▶ [Directions] Copy each line in which the string "dựng" occurs.

————————

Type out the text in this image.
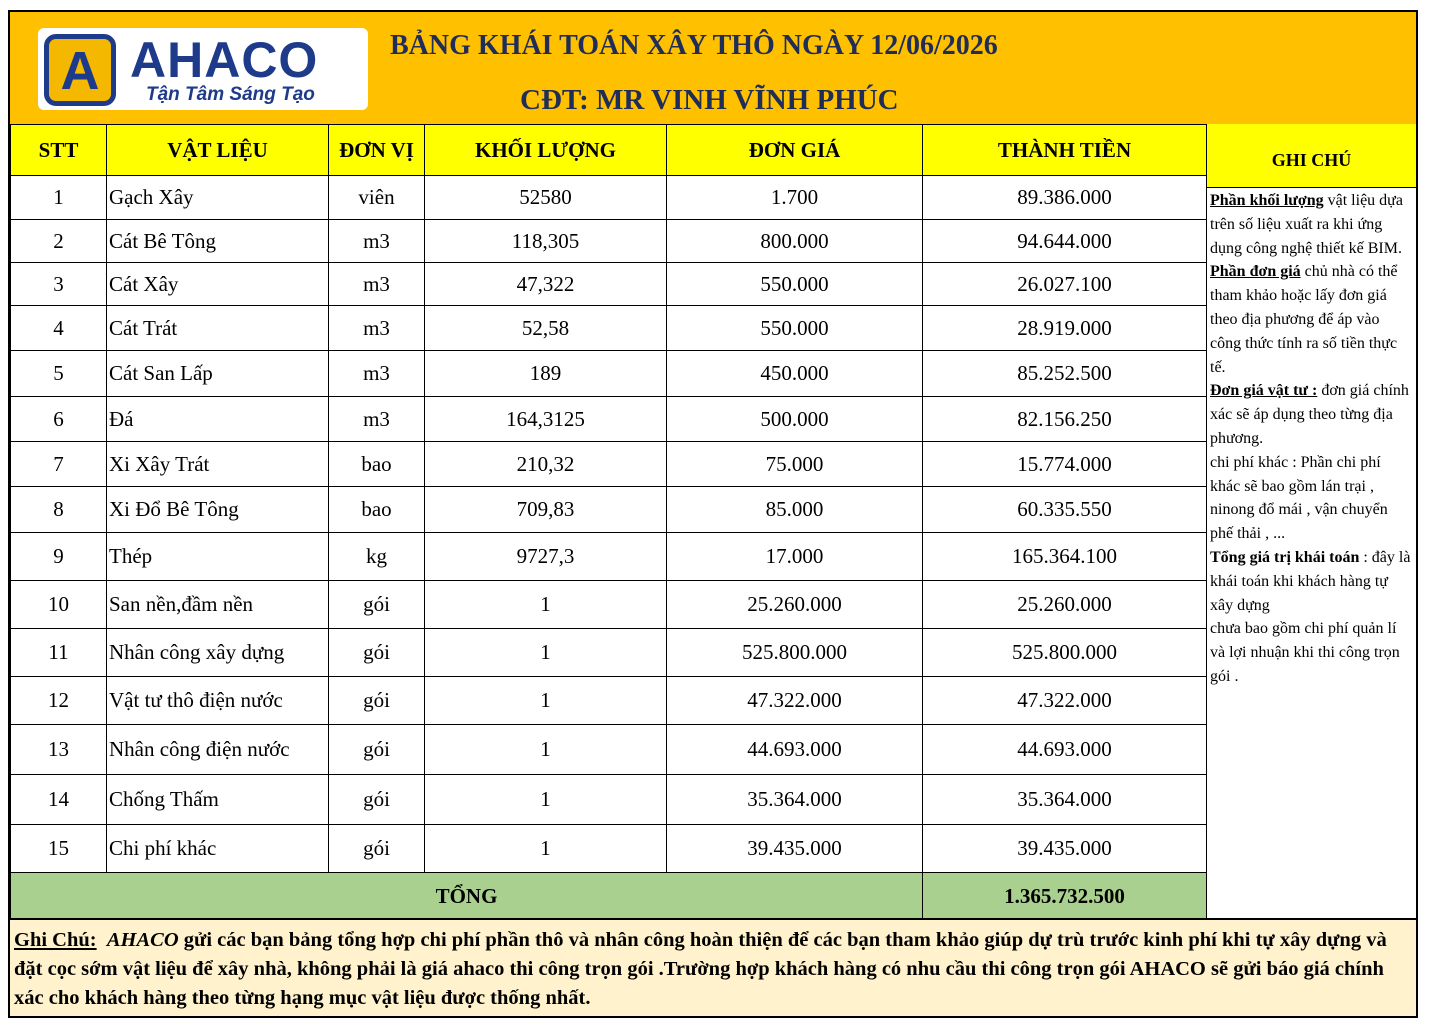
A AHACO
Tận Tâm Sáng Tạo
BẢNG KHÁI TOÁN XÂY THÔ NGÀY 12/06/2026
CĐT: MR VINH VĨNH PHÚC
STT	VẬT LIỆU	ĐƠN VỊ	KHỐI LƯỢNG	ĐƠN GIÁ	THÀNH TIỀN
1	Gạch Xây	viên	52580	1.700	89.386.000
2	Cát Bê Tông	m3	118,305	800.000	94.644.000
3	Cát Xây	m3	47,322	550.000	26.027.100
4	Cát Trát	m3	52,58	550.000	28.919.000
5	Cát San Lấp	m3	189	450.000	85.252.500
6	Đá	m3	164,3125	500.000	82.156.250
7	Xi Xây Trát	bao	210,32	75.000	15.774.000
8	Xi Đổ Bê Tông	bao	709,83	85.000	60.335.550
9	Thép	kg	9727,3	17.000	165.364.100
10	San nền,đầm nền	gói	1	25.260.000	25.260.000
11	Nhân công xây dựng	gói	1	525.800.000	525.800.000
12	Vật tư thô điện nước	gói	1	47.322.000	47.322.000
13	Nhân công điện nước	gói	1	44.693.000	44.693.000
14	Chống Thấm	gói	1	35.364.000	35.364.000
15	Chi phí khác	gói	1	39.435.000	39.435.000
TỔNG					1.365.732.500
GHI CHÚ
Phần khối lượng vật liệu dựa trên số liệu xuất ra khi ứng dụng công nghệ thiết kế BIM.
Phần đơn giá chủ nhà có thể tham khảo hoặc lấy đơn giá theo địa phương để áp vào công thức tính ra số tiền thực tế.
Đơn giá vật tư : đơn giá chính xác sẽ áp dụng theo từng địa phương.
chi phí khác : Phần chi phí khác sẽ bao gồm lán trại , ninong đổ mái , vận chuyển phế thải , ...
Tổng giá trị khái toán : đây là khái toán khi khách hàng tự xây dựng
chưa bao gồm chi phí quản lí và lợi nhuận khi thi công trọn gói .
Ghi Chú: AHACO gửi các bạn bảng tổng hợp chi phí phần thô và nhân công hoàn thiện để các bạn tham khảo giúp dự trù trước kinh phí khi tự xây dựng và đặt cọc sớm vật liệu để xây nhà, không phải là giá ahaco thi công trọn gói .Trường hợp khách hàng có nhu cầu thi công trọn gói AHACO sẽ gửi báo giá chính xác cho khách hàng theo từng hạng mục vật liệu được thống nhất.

————————

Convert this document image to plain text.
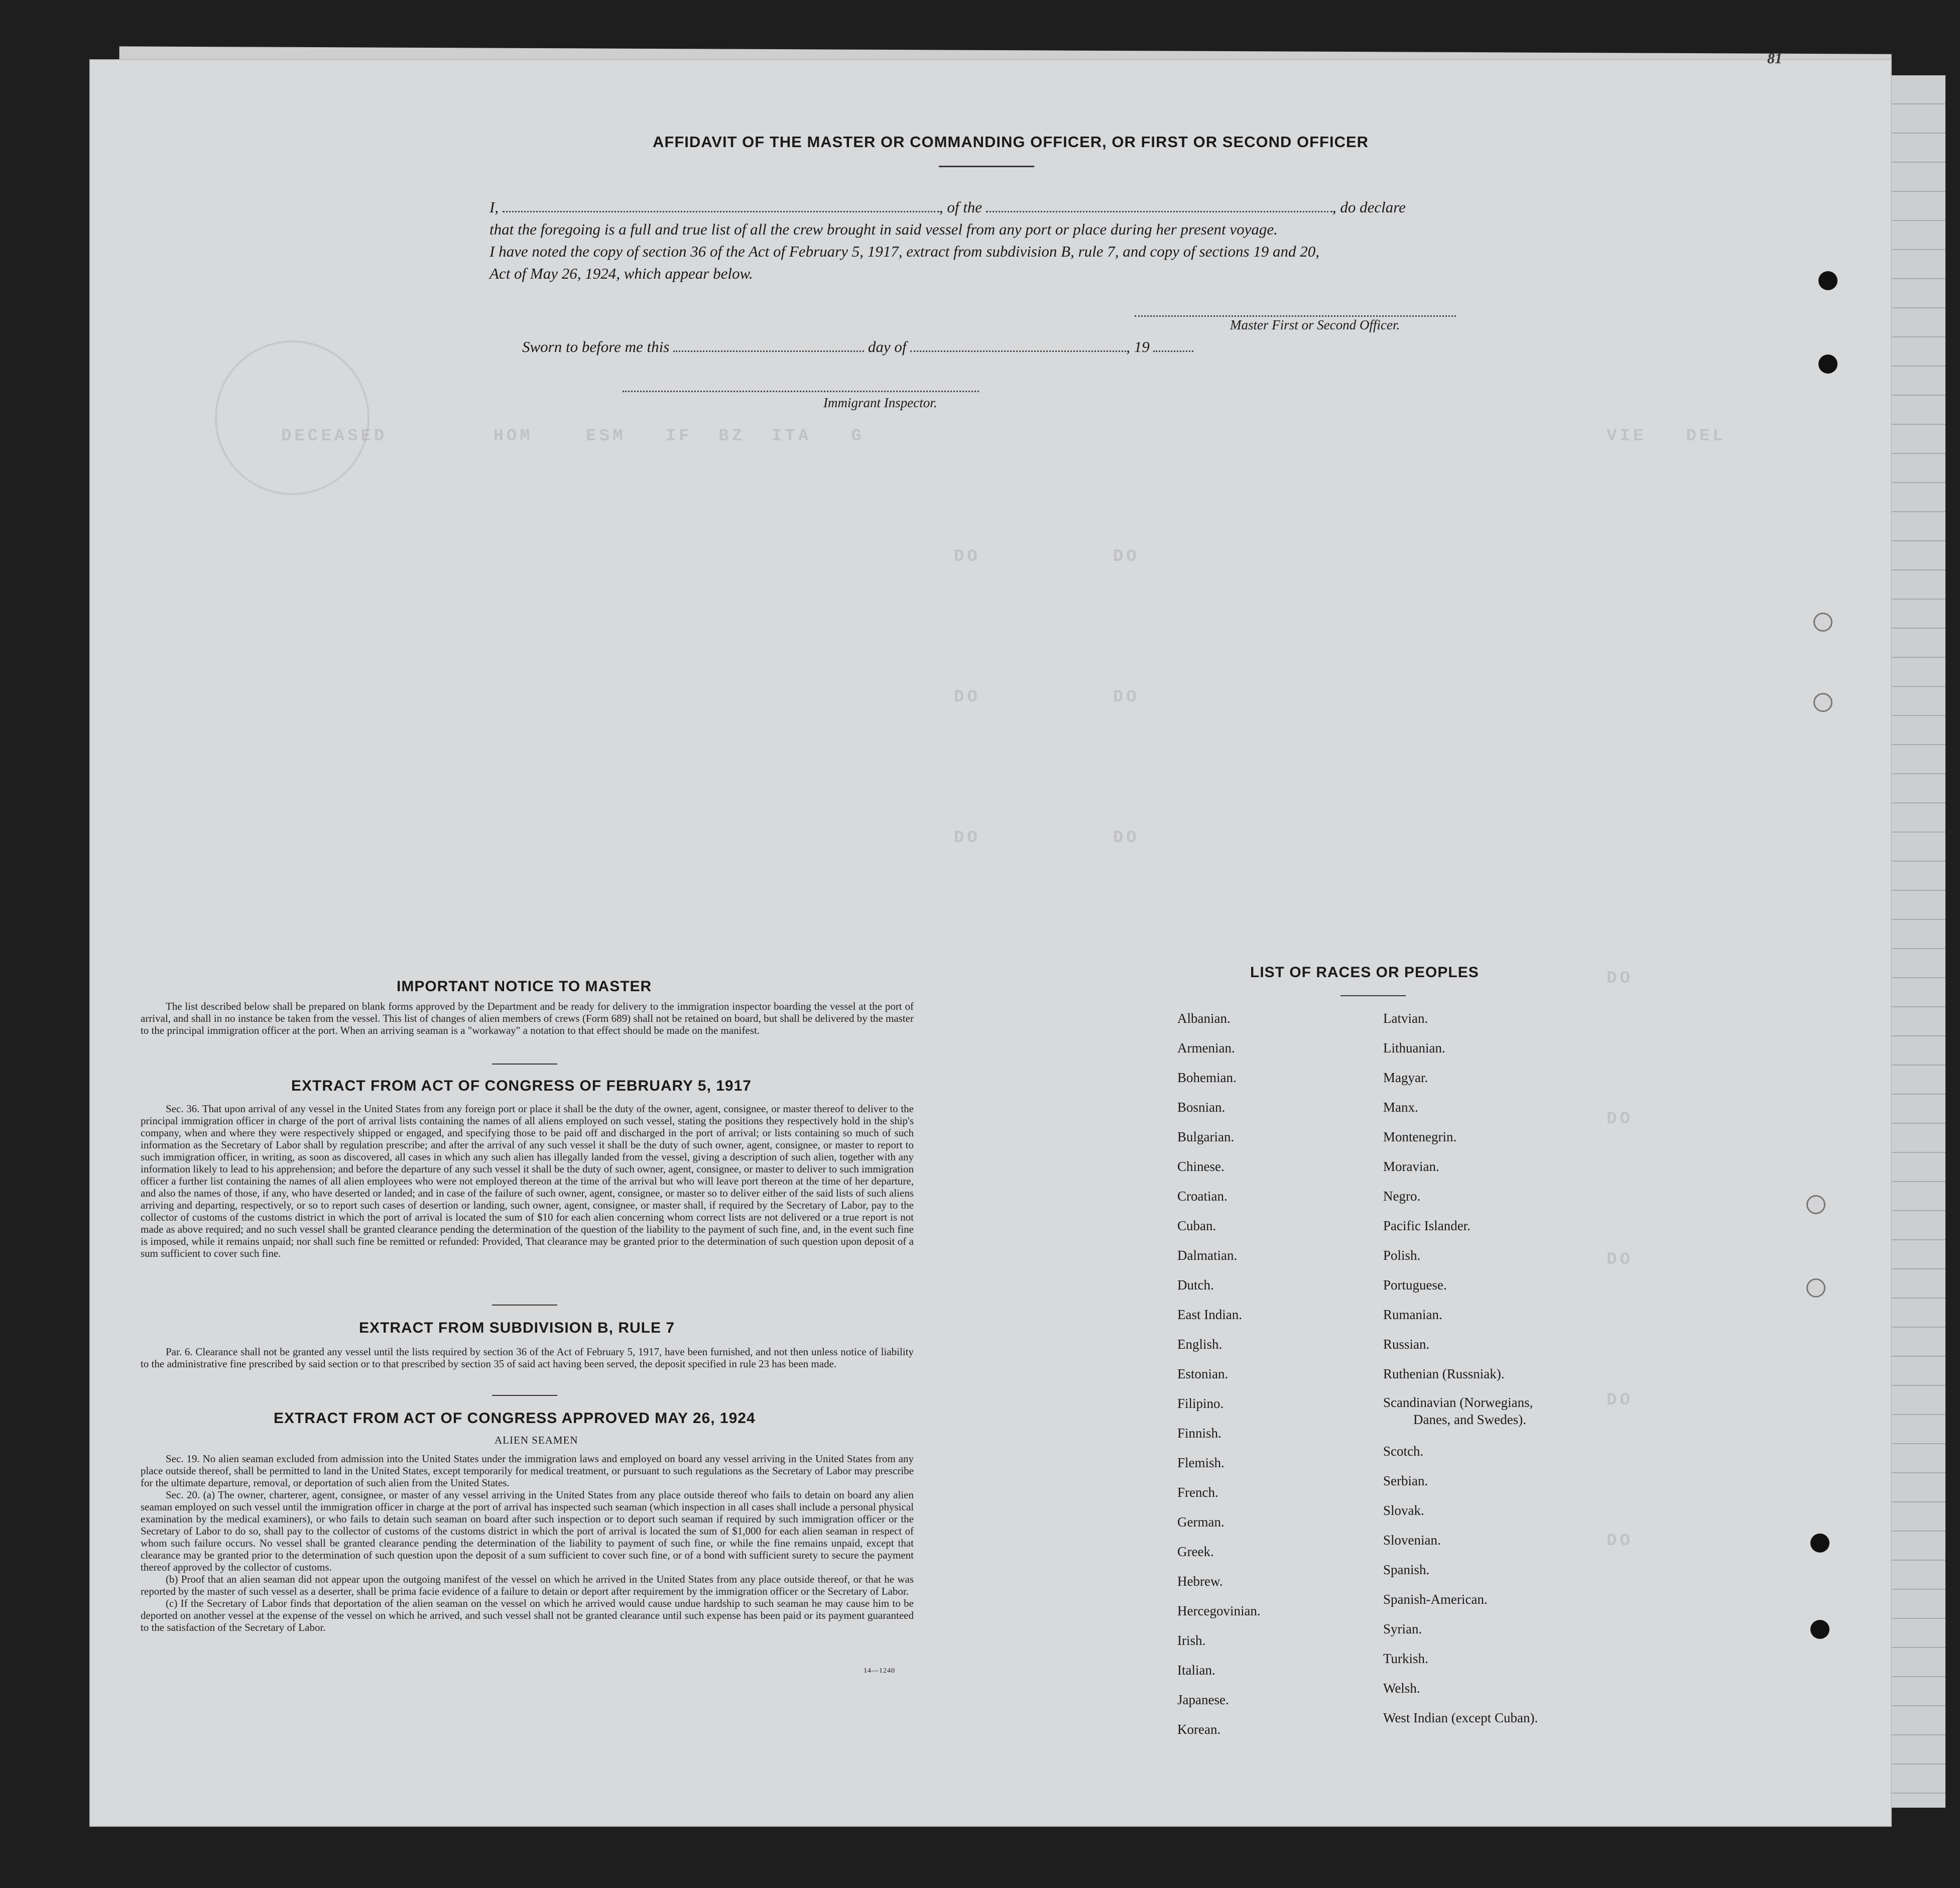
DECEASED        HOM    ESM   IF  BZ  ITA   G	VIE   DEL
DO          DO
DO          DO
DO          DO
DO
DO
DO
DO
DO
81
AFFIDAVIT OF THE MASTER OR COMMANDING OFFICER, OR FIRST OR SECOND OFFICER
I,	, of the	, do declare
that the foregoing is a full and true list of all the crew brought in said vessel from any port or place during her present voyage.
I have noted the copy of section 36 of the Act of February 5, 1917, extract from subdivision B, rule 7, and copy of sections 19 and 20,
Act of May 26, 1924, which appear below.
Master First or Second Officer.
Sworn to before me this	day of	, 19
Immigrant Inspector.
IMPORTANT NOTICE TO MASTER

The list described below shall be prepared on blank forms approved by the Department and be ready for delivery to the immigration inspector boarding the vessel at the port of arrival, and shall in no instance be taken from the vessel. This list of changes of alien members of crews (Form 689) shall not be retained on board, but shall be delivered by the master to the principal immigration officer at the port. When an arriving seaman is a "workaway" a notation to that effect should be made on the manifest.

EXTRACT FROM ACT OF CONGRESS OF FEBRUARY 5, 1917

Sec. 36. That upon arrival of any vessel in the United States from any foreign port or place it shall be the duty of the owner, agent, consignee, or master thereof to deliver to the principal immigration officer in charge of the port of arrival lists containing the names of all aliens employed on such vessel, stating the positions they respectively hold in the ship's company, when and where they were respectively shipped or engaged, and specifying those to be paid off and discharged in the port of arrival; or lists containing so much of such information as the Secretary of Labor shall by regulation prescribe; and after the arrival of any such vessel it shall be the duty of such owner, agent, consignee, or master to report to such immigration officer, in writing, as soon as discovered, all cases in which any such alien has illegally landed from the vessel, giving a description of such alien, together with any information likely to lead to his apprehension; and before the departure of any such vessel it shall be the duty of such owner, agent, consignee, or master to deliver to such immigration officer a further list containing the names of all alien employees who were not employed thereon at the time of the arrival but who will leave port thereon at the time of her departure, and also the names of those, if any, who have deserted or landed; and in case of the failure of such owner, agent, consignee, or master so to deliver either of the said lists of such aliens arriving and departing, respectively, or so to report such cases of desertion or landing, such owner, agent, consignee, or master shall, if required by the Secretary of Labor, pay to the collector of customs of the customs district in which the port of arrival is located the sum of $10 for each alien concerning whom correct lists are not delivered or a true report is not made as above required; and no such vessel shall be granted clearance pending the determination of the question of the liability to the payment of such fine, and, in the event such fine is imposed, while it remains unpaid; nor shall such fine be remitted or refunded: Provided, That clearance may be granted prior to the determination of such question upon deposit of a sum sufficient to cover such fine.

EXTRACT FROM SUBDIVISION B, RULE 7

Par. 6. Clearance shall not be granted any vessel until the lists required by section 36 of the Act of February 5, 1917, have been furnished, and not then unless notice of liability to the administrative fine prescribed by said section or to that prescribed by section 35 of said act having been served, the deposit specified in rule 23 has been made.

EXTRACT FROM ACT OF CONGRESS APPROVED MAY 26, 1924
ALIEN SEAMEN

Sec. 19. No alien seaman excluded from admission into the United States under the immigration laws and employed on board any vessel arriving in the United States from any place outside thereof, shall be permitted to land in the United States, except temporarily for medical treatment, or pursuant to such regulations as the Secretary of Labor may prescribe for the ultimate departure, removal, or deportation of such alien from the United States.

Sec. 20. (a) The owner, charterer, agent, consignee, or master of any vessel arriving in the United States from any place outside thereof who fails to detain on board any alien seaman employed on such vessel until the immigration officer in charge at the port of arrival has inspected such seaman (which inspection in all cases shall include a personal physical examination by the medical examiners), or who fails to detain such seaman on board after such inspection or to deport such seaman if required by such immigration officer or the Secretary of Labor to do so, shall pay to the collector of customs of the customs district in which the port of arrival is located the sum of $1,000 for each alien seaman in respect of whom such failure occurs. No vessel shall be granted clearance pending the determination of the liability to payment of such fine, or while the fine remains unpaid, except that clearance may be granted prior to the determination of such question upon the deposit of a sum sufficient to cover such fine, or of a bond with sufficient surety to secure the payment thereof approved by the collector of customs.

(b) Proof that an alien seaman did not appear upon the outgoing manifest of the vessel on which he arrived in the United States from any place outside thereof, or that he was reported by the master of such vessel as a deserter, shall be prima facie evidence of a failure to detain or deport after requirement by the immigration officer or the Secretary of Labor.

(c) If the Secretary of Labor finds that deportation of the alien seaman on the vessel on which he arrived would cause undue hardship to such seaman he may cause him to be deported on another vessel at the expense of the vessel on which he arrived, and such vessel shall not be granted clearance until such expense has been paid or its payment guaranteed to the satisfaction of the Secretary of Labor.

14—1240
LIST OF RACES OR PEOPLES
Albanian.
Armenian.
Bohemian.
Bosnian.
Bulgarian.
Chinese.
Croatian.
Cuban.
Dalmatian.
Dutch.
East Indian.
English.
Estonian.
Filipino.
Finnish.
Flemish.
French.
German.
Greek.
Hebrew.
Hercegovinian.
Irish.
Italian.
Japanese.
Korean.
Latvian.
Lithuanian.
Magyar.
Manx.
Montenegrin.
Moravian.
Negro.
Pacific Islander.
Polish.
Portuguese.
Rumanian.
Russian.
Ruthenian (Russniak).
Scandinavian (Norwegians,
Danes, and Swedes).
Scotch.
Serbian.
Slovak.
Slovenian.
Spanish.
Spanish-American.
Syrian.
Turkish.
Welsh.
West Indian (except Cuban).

————————

▶ [Finished answer]
11	Nhân công xây dựng	gói	1	525.800.000	525.800.000
Tổng giá trị khái toán : đây là khái toán khi khách hàng tự xây dựng
Ghi Chú: AHACO gửi các bạn bảng tổng hợp chi phí phần thô và nhân công hoàn thiện để các bạn tham khảo giúp dự trù trước kinh phí khi tự xây dựng và đặt cọc sớm vật liệu để xây nhà, không phải là giá ahaco thi công trọn gói .Trường hợp khách hàng có nhu cầu thi công trọn gói AHACO sẽ gửi báo giá chính xác cho khách hàng theo từng hạng mục vật liệu được thống nhất.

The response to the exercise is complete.